### Supplied data
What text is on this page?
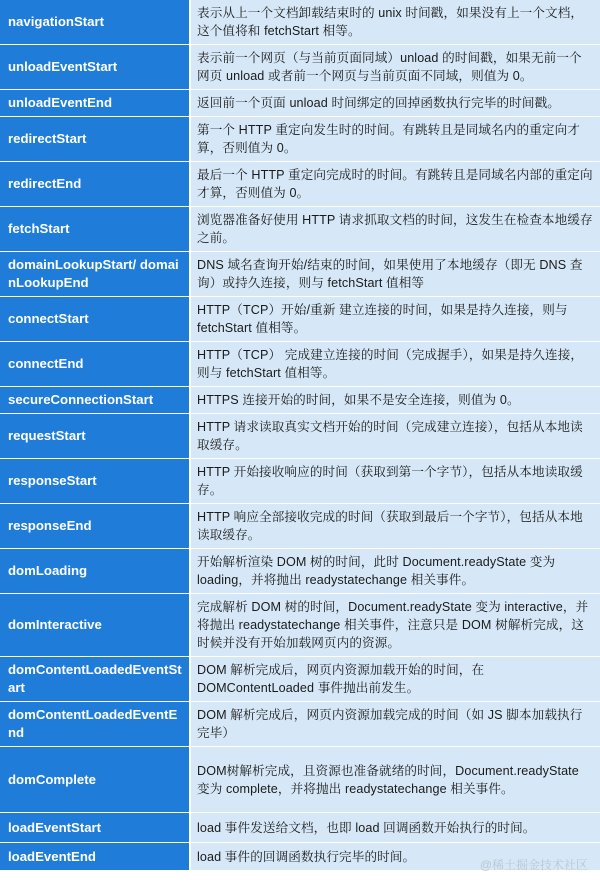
navigationStart	表示从上一个文档卸载结束时的 unix 时间戳，如果没有上一个文档，这个值将和 fetchStart 相等。

unloadEventStart	表示前一个网页（与当前页面同域）unload 的时间戳，如果无前一个网页 unload 或者前一个网页与当前页面不同域，则值为 0。

unloadEventEnd	返回前一个页面 unload 时间绑定的回掉函数执行完毕的时间戳。

redirectStart	第一个 HTTP 重定向发生时的时间。有跳转且是同域名内的重定向才算，否则值为 0。

redirectEnd	最后一个 HTTP 重定向完成时的时间。有跳转且是同域名内部的重定向才算，否则值为 0。

fetchStart	浏览器准备好使用 HTTP 请求抓取文档的时间，这发生在检查本地缓存之前。

domainLookupStart/ domainLookupEnd	DNS 域名查询开始/结束的时间，如果使用了本地缓存（即无 DNS 查询）或持久连接，则与 fetchStart 值相等

connectStart	HTTP（TCP）开始/重新 建立连接的时间，如果是持久连接，则与 fetchStart 值相等。

connectEnd	HTTP（TCP） 完成建立连接的时间（完成握手），如果是持久连接，则与 fetchStart 值相等。

secureConnectionStart	HTTPS 连接开始的时间，如果不是安全连接，则值为 0。

requestStart	HTTP 请求读取真实文档开始的时间（完成建立连接），包括从本地读取缓存。

responseStart	HTTP 开始接收响应的时间（获取到第一个字节），包括从本地读取缓存。

responseEnd	HTTP 响应全部接收完成的时间（获取到最后一个字节），包括从本地读取缓存。

domLoading	开始解析渲染 DOM 树的时间，此时 Document.readyState 变为 loading，并将抛出 readystatechange 相关事件。

domInteractive	完成解析 DOM 树的时间，Document.readyState 变为 interactive，并将抛出 readystatechange 相关事件，注意只是 DOM 树解析完成，这时候并没有开始加载网页内的资源。

domContentLoadedEventStart	DOM 解析完成后，网页内资源加载开始的时间，在 DOMContentLoaded 事件抛出前发生。

domContentLoadedEventEnd	DOM 解析完成后，网页内资源加载完成的时间（如 JS 脚本加载执行完毕）

domComplete	DOM树解析完成，且资源也准备就绪的时间，Document.readyState 变为 complete，并将抛出 readystatechange 相关事件。

loadEventStart	load 事件发送给文档，也即 load 回调函数开始执行的时间。

loadEventEnd	load 事件的回调函数执行完毕的时间。
@稀土掘金技术社区
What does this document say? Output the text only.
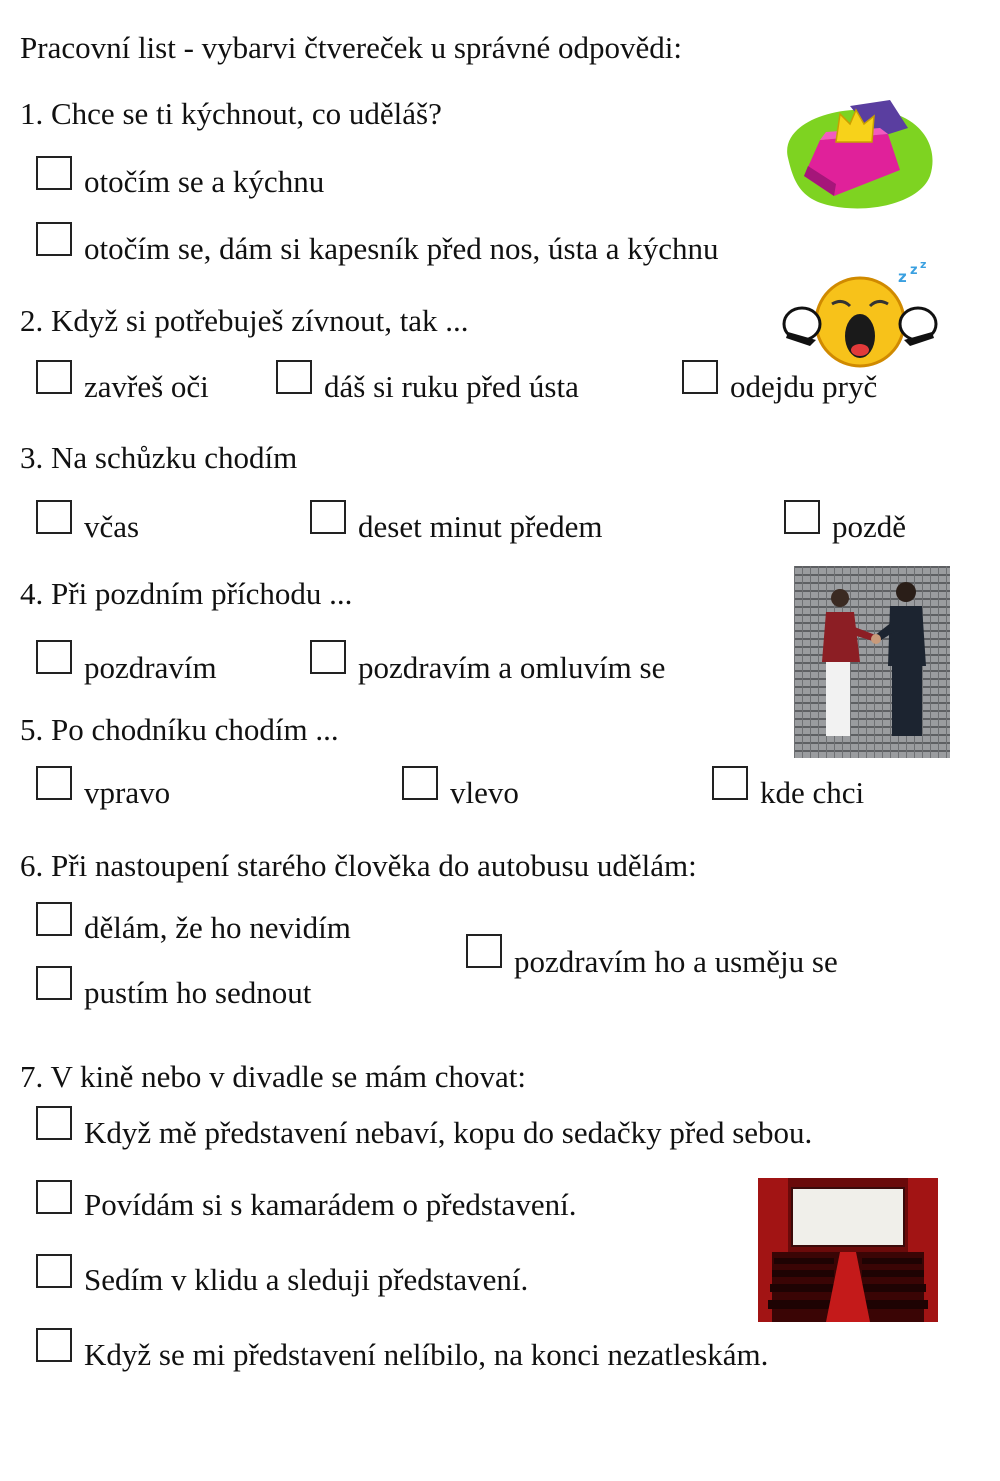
Pracovní list - vybarvi čtvereček u správné odpovědi:
1. Chce se ti kýchnout, co uděláš?
otočím se a kýchnu
otočím se, dám si kapesník před nos, ústa a kýchnu
2. Když si potřebuješ zívnout, tak ...
zavřeš oči	dáš si ruku před ústa	odejdu pryč
z z z
3. Na schůzku chodím
včas	deset minut předem	pozdě
4. Při pozdním příchodu ...
pozdravím	pozdravím a omluvím se
5. Po chodníku chodím ...
vpravo	vlevo	kde chci
6. Při nastoupení starého člověka do autobusu udělám:
dělám, že ho nevidím
pustím ho sednout
pozdravím ho a usměju se
7. V kině nebo v divadle se mám chovat:
Když mě představení nebaví, kopu do sedačky před sebou.
Povídám si s kamarádem o představení.
Sedím v klidu a sleduji představení.
Když se mi představení nelíbilo, na konci nezatleskám.
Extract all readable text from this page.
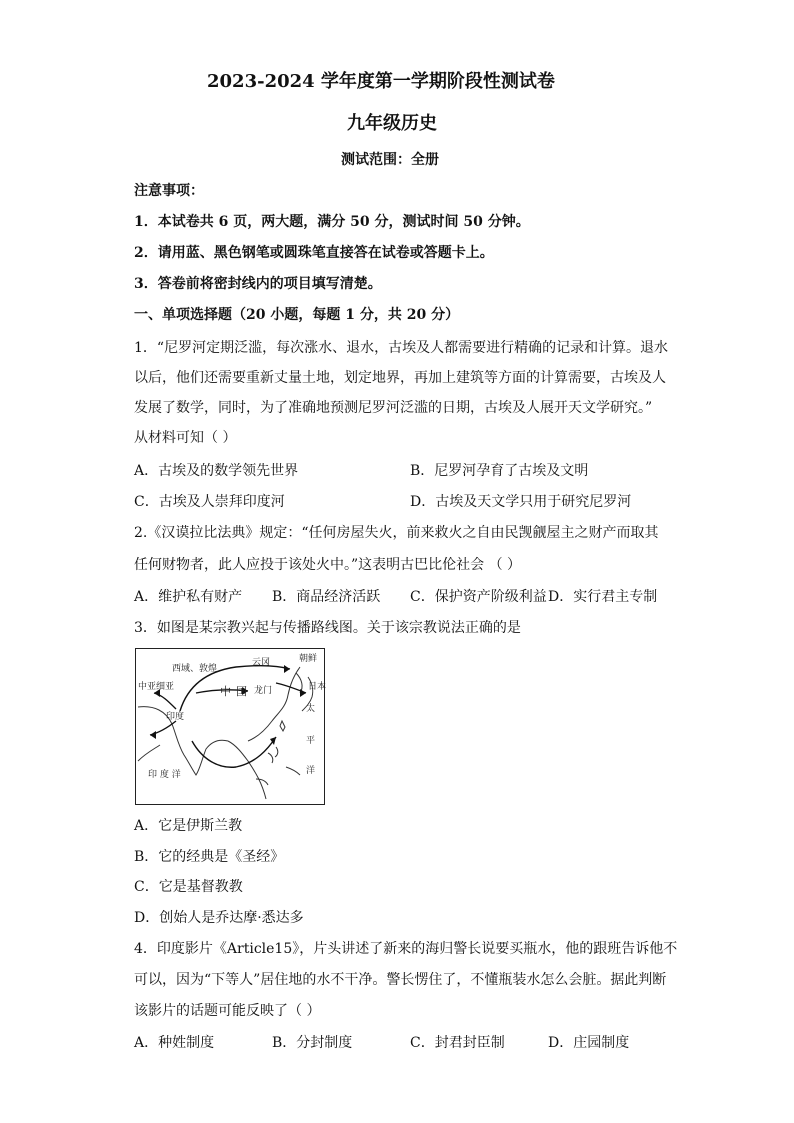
2023-2024 学年度第一学期阶段性测试卷
九年级历史
测试范围：全册
注意事项：
1．本试卷共 6 页，两大题，满分 50 分，测试时间 50 分钟。
2．请用蓝、黑色钢笔或圆珠笔直接答在试卷或答题卡上。
3．答卷前将密封线内的项目填写清楚。
一、单项选择题（20 小题，每题 1 分，共 20 分）
1．“尼罗河定期泛滥，每次涨水、退水，古埃及人都需要进行精确的记录和计算。退水
以后，他们还需要重新丈量土地，划定地界，再加上建筑等方面的计算需要，古埃及人
发展了数学，同时，为了准确地预测尼罗河泛滥的日期，古埃及人展开天文学研究。”
从材料可知（ ）
A．古埃及的数学领先世界	B．尼罗河孕育了古埃及文明
C．古埃及人崇拜印度河	D．古埃及天文学只用于研究尼罗河
2.《汉谟拉比法典》规定：“任何房屋失火，前来救火之自由民觊觎屋主之财产而取其
任何财物者，此人应投于该处火中。”这表明古巴比伦社会 （ ）
A．维护私有财产 B．商品经济活跃 C．保护资产阶级利益 D．实行君主专制
3．如图是某宗教兴起与传播路线图。关于该宗教说法正确的是
西域、敦煌
云冈	朝鲜
中亚细亚	龙门	日本
中 国
印度
太
平
洋
印 度 洋
A．它是伊斯兰教
B．它的经典是《圣经》
C．它是基督教教
D．创始人是乔达摩·悉达多
4．印度影片《Article15》，片头讲述了新来的海归警长说要买瓶水，他的跟班告诉他不
可以，因为“下等人”居住地的水不干净。警长愣住了，不懂瓶装水怎么会脏。据此判断
该影片的话题可能反映了（ ）
A．种姓制度	B．分封制度	C．封君封臣制	D．庄园制度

### What to do
Pictures are excluded; copy every other part of the records exactly.

### The response
What text is on this page?
navigationStart	表示从上一个文档卸载结束时的 unix 时间戳，如果没有上一个文档，这个值将和 fetchStart 相等。

unloadEventStart	表示前一个网页（与当前页面同域）unload 的时间戳，如果无前一个网页 unload 或者前一个网页与当前页面不同域，则值为 0。

unloadEventEnd	返回前一个页面 unload 时间绑定的回掉函数执行完毕的时间戳。

redirectStart	第一个 HTTP 重定向发生时的时间。有跳转且是同域名内的重定向才算，否则值为 0。

redirectEnd	最后一个 HTTP 重定向完成时的时间。有跳转且是同域名内部的重定向才算，否则值为 0。

fetchStart	浏览器准备好使用 HTTP 请求抓取文档的时间，这发生在检查本地缓存之前。

domainLookupStart/ domainLookupEnd	DNS 域名查询开始/结束的时间，如果使用了本地缓存（即无 DNS 查询）或持久连接，则与 fetchStart 值相等

connectStart	HTTP（TCP）开始/重新 建立连接的时间，如果是持久连接，则与 fetchStart 值相等。

connectEnd	HTTP（TCP） 完成建立连接的时间（完成握手），如果是持久连接，则与 fetchStart 值相等。

secureConnectionStart	HTTPS 连接开始的时间，如果不是安全连接，则值为 0。

requestStart	HTTP 请求读取真实文档开始的时间（完成建立连接），包括从本地读取缓存。

responseStart	HTTP 开始接收响应的时间（获取到第一个字节），包括从本地读取缓存。

responseEnd	HTTP 响应全部接收完成的时间（获取到最后一个字节），包括从本地读取缓存。

domLoading	开始解析渲染 DOM 树的时间，此时 Document.readyState 变为 loading，并将抛出 readystatechange 相关事件。

domInteractive	完成解析 DOM 树的时间，Document.readyState 变为 interactive，并将抛出 readystatechange 相关事件，注意只是 DOM 树解析完成，这时候并没有开始加载网页内的资源。

domContentLoadedEventStart	DOM 解析完成后，网页内资源加载开始的时间，在 DOMContentLoaded 事件抛出前发生。

domContentLoadedEventEnd	DOM 解析完成后，网页内资源加载完成的时间（如 JS 脚本加载执行完毕）

domComplete	DOM树解析完成，且资源也准备就绪的时间，Document.readyState 变为 complete，并将抛出 readystatechange 相关事件。

loadEventStart	load 事件发送给文档，也即 load 回调函数开始执行的时间。

loadEventEnd	load 事件的回调函数执行完毕的时间。
@稀土掘金技术社区
What does this document say? Output the text only.
Pracovní list - vybarvi čtvereček u správné odpovědi:
1. Chce se ti kýchnout, co uděláš?
otočím se a kýchnu
otočím se, dám si kapesník před nos, ústa a kýchnu
2. Když si potřebuješ zívnout, tak ...
zavřeš oči	dáš si ruku před ústa	odejdu pryč
z z z
3. Na schůzku chodím
včas	deset minut předem	pozdě
4. Při pozdním příchodu ...
pozdravím	pozdravím a omluvím se
5. Po chodníku chodím ...
vpravo	vlevo	kde chci
6. Při nastoupení starého člověka do autobusu udělám:
dělám, že ho nevidím
pustím ho sednout
pozdravím ho a usměju se
7. V kině nebo v divadle se mám chovat:
Když mě představení nebaví, kopu do sedačky před sebou.
Povídám si s kamarádem o představení.
Sedím v klidu a sleduji představení.
Když se mi představení nelíbilo, na konci nezatleskám.
Extract all readable text from this page.
2023-2024 学年度第一学期阶段性测试卷
九年级历史
测试范围：全册
注意事项：
1．本试卷共 6 页，两大题，满分 50 分，测试时间 50 分钟。
2．请用蓝、黑色钢笔或圆珠笔直接答在试卷或答题卡上。
3．答卷前将密封线内的项目填写清楚。
一、单项选择题（20 小题，每题 1 分，共 20 分）
1．“尼罗河定期泛滥，每次涨水、退水，古埃及人都需要进行精确的记录和计算。退水
以后，他们还需要重新丈量土地，划定地界，再加上建筑等方面的计算需要，古埃及人
发展了数学，同时，为了准确地预测尼罗河泛滥的日期，古埃及人展开天文学研究。”
从材料可知（ ）
A．古埃及的数学领先世界	B．尼罗河孕育了古埃及文明
C．古埃及人崇拜印度河	D．古埃及天文学只用于研究尼罗河
2.《汉谟拉比法典》规定：“任何房屋失火，前来救火之自由民觊觎屋主之财产而取其
任何财物者，此人应投于该处火中。”这表明古巴比伦社会 （ ）
A．维护私有财产 B．商品经济活跃 C．保护资产阶级利益 D．实行君主专制
3．如图是某宗教兴起与传播路线图。关于该宗教说法正确的是
西域、敦煌
云冈	朝鲜
中亚细亚	龙门	日本
中 国
印度
太
平
洋
印 度 洋
A．它是伊斯兰教
B．它的经典是《圣经》
C．它是基督教教
D．创始人是乔达摩·悉达多
4．印度影片《Article15》，片头讲述了新来的海归警长说要买瓶水，他的跟班告诉他不
可以，因为“下等人”居住地的水不干净。警长愣住了，不懂瓶装水怎么会脏。据此判断
该影片的话题可能反映了（ ）
A．种姓制度	B．分封制度	C．封君封臣制	D．庄园制度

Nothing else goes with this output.